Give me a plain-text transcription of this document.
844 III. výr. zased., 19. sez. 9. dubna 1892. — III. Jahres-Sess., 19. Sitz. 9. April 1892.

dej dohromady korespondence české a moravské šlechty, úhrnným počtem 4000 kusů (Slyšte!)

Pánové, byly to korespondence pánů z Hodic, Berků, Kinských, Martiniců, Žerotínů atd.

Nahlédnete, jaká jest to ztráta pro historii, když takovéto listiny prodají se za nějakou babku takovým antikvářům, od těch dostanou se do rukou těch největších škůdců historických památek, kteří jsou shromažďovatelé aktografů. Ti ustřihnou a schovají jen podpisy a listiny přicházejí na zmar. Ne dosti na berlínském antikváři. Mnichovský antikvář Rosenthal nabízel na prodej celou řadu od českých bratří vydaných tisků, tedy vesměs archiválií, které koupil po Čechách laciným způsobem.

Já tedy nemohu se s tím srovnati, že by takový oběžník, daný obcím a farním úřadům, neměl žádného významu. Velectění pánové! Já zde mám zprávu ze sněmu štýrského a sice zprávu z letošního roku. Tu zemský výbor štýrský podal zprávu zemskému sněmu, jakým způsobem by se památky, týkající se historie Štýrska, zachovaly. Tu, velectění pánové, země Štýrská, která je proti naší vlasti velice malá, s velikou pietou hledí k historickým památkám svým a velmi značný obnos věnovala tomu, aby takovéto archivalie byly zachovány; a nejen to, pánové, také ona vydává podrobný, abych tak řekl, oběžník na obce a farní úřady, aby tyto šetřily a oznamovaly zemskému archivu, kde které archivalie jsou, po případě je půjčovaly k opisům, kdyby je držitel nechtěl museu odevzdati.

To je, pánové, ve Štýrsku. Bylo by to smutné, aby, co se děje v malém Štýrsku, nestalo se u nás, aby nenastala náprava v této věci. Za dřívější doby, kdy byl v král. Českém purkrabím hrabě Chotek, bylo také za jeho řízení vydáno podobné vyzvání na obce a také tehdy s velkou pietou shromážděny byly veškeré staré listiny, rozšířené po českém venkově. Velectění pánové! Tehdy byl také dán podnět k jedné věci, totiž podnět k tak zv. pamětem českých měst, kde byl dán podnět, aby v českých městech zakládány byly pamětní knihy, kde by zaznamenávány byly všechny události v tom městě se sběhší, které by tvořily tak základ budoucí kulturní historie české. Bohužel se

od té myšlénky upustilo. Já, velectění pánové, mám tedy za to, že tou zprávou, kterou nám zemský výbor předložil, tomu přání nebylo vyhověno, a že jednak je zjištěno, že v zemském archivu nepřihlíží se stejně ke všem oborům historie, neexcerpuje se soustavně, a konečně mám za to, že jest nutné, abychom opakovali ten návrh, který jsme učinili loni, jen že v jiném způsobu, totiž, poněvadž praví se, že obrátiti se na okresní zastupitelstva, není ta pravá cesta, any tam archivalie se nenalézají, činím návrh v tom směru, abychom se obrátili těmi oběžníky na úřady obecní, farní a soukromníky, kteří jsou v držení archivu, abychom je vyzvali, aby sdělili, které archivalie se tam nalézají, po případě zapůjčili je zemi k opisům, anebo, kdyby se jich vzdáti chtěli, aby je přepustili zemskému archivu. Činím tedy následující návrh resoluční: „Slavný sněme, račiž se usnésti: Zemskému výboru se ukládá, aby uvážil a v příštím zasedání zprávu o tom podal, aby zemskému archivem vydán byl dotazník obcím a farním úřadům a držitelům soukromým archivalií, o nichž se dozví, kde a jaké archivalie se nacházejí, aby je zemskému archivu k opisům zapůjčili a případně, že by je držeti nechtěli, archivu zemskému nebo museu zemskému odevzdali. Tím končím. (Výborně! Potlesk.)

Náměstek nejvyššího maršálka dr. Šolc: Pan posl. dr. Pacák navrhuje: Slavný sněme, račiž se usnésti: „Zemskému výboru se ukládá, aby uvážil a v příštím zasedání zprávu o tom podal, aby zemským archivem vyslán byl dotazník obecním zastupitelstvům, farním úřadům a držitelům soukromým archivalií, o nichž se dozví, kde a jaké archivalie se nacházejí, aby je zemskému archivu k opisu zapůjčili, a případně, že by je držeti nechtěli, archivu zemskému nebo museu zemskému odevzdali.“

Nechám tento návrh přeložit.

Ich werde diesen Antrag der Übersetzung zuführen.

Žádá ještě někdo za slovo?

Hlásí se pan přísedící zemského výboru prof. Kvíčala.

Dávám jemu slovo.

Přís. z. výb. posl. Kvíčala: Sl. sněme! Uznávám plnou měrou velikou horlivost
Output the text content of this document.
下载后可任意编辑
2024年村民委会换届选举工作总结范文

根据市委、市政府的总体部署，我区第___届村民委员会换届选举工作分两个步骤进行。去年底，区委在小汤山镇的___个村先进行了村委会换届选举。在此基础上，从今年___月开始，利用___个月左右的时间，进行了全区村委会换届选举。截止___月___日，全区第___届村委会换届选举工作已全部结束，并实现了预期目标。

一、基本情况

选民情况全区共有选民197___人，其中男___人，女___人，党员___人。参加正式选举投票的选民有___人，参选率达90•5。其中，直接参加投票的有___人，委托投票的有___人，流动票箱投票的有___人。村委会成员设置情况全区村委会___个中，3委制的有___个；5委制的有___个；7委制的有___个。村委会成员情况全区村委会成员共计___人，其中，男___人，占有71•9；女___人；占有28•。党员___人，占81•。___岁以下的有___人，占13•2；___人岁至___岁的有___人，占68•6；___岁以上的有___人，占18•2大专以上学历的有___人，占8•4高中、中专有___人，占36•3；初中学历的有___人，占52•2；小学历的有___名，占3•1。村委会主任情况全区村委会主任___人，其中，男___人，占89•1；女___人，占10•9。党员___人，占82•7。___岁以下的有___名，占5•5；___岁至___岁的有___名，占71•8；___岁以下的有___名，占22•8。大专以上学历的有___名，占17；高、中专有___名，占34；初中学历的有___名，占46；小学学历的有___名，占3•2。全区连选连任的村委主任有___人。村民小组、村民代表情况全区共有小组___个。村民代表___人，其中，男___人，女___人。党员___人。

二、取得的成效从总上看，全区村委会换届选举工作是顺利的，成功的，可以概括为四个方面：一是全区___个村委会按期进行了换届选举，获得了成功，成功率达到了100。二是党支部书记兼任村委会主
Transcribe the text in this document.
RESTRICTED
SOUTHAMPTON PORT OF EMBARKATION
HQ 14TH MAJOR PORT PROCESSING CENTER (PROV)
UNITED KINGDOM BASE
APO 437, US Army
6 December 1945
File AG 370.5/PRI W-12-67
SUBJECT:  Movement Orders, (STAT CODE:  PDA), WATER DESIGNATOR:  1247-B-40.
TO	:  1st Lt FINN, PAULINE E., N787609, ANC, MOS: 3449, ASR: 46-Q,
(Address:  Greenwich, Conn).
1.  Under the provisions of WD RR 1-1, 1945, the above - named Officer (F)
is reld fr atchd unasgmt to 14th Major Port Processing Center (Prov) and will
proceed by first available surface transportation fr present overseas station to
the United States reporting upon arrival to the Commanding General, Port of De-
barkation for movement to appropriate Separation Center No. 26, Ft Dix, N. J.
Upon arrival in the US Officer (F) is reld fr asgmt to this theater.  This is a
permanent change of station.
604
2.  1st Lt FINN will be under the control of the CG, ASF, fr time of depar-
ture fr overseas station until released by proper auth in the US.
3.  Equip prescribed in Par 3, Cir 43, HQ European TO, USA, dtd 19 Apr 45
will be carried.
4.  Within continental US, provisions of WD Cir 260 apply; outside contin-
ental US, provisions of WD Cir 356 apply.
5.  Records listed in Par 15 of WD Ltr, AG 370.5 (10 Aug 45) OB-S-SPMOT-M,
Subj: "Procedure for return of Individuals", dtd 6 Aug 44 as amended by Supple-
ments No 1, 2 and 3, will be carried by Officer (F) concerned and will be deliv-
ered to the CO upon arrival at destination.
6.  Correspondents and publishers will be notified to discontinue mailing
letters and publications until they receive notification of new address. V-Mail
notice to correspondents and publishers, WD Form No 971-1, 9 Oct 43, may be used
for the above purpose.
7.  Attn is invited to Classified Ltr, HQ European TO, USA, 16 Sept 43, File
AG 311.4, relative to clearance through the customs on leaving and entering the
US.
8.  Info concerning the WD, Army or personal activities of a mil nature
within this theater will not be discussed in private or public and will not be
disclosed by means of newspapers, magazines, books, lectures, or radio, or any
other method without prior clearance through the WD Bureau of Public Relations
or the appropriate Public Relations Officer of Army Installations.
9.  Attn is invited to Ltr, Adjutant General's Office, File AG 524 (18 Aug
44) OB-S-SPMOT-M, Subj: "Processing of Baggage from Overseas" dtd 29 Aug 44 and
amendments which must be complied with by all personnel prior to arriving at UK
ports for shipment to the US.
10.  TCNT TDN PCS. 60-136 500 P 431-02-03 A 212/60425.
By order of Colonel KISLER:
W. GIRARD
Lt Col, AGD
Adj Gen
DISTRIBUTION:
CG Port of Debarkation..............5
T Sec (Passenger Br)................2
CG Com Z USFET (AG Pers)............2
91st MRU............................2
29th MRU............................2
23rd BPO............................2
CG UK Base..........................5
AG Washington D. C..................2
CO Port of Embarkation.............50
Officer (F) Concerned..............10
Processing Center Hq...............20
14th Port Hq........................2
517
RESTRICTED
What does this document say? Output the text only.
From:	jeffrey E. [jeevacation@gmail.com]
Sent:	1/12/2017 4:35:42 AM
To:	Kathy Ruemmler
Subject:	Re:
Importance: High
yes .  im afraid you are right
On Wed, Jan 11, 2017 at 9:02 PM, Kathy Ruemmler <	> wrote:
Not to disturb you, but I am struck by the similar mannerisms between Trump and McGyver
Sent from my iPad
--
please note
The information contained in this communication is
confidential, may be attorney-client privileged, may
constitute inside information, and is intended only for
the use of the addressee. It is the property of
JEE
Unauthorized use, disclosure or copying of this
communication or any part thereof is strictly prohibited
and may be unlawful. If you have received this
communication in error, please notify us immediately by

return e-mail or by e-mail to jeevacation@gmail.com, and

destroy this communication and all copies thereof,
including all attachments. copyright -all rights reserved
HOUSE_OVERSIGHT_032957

★ ★ ★ ★ ★

## Requirement
Keep only the lines from the one containing "What does this" to the end of the entries, and repeat them exactly.

## Response below
What does this document say? Output the text only.
From:	jeffrey E. [jeevacation@gmail.com]
Sent:	1/12/2017 4:35:42 AM
To:	Kathy Ruemmler
Subject:	Re:
Importance: High
yes .  im afraid you are right
On Wed, Jan 11, 2017 at 9:02 PM, Kathy Ruemmler <	> wrote:
Not to disturb you, but I am struck by the similar mannerisms between Trump and McGyver
Sent from my iPad
--
please note
The information contained in this communication is
confidential, may be attorney-client privileged, may
constitute inside information, and is intended only for
the use of the addressee. It is the property of
JEE
Unauthorized use, disclosure or copying of this
communication or any part thereof is strictly prohibited
and may be unlawful. If you have received this
communication in error, please notify us immediately by

return e-mail or by e-mail to jeevacation@gmail.com, and

destroy this communication and all copies thereof,
including all attachments. copyright -all rights reserved
HOUSE_OVERSIGHT_032957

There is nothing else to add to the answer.